*To do*:
Work out the number of lines containing "this". Answer with nothing but that number.

(Figure contents as structured data)
━━━━━━━━━━━━━━━━━━━━
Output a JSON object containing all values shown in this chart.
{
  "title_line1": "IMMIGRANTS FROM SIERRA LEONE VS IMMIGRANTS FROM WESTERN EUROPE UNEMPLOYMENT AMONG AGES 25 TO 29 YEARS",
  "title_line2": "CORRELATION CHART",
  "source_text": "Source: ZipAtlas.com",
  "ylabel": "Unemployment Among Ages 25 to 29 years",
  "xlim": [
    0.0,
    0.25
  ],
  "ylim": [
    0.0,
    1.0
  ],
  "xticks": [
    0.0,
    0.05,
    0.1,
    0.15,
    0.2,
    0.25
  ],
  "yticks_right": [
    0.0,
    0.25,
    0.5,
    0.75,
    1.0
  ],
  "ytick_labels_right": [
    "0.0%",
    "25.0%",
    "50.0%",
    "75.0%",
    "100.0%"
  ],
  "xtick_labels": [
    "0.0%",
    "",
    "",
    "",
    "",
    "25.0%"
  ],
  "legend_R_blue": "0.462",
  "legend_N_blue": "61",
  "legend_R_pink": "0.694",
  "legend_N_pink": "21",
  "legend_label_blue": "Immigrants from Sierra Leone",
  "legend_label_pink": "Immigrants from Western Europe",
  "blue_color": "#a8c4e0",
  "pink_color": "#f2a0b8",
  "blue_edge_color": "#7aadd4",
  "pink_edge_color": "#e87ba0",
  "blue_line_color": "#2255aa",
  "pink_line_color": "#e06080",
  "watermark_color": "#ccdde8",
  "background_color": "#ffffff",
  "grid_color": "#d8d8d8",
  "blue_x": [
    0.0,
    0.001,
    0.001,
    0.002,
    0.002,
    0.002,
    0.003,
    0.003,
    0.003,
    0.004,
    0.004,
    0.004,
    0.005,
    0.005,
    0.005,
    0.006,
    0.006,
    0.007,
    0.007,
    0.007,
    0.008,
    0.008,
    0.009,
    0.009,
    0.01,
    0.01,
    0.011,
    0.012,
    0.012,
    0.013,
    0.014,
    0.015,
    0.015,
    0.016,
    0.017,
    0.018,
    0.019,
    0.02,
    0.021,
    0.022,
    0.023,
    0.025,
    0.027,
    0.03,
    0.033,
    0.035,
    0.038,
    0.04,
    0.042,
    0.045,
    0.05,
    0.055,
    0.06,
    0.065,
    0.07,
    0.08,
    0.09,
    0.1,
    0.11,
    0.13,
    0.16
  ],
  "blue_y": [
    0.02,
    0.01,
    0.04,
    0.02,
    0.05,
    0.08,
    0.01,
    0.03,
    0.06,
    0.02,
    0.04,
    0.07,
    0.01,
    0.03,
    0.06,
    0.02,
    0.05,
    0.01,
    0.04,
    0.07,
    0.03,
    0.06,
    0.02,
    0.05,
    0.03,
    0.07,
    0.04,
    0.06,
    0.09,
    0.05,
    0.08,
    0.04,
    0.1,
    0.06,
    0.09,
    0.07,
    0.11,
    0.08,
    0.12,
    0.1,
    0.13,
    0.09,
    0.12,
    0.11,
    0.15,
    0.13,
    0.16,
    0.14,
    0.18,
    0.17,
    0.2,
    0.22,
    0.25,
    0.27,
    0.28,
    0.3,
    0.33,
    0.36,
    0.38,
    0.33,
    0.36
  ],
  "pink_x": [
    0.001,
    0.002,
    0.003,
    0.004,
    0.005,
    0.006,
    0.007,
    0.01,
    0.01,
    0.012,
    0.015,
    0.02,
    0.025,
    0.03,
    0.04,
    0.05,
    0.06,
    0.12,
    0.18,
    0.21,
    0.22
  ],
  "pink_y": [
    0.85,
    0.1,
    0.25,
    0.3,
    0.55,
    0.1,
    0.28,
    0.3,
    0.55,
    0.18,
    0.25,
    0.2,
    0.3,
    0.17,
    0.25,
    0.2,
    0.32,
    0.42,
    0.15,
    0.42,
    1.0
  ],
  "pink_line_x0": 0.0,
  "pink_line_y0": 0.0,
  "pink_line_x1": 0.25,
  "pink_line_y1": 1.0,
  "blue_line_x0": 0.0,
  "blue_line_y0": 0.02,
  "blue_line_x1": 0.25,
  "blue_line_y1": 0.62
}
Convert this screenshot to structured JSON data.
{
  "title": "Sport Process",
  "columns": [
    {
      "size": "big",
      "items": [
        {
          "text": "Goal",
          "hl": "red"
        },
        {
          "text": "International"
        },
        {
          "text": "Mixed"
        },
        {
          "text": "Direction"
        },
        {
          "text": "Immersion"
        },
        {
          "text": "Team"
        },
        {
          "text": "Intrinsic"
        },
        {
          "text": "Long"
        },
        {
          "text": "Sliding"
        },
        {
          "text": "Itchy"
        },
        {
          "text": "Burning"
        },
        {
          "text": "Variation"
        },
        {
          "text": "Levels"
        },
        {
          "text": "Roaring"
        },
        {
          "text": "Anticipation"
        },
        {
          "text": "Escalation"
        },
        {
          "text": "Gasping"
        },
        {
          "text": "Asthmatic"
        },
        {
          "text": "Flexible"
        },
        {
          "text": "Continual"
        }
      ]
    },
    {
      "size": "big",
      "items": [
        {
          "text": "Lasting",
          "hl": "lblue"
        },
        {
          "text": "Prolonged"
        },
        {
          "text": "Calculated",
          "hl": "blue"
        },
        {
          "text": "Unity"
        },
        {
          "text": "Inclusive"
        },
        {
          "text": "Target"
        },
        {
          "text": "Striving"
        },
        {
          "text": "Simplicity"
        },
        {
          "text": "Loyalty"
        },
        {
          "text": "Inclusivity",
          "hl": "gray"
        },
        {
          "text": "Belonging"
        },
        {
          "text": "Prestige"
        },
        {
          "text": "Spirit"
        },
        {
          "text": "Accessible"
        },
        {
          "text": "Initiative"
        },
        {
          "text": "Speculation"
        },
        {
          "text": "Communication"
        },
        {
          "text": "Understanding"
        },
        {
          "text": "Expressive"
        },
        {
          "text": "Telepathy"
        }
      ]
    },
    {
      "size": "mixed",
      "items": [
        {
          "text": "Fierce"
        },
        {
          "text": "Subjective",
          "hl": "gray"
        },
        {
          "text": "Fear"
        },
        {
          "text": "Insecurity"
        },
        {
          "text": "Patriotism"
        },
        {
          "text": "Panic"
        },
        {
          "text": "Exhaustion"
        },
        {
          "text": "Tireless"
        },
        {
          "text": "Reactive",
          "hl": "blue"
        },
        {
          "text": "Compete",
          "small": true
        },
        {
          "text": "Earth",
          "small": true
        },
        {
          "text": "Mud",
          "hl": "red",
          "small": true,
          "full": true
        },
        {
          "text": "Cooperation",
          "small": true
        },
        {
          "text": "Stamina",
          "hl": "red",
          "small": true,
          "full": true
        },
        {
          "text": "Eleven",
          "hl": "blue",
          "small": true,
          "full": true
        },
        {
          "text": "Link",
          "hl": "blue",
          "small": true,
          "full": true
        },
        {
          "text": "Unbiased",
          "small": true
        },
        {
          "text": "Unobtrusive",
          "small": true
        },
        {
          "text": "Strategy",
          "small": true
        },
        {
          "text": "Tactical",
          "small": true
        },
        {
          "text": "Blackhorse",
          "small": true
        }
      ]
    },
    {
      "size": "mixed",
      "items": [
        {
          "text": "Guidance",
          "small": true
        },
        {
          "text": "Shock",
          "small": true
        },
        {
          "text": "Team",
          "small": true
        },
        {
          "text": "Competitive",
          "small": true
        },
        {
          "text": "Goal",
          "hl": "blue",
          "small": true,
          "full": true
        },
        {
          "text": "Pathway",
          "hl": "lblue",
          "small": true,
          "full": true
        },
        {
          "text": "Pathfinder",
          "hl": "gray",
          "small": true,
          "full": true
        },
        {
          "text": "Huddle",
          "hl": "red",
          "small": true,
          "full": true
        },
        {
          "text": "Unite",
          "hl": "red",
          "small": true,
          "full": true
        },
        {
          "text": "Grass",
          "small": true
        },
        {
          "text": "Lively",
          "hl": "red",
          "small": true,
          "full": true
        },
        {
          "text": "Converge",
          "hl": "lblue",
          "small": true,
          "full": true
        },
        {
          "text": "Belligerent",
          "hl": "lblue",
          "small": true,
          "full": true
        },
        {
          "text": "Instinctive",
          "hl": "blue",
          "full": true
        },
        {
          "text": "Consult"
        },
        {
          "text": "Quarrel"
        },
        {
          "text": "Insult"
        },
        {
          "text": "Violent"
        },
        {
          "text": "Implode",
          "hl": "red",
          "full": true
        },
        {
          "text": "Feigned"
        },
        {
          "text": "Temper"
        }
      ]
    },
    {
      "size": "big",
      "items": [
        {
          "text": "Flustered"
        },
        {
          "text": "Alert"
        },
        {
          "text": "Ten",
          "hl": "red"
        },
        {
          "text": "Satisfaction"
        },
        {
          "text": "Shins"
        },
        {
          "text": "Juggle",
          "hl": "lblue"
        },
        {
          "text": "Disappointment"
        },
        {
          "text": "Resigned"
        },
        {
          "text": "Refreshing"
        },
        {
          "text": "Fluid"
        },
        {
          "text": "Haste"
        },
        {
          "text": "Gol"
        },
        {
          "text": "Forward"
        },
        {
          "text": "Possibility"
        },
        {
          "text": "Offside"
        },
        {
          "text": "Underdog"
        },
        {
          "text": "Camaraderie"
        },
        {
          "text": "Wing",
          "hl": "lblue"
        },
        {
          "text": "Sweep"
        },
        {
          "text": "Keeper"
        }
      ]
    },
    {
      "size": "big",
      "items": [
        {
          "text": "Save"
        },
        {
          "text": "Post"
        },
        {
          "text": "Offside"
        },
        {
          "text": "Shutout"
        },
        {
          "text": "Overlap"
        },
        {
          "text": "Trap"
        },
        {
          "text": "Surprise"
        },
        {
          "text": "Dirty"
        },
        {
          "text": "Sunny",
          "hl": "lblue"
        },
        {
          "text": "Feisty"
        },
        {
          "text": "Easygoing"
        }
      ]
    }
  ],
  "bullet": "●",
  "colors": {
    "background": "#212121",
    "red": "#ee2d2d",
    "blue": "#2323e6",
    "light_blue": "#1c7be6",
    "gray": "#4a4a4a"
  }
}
━━━━━━━━━━━━━━━━━━━━
*Answer to the problem*:
2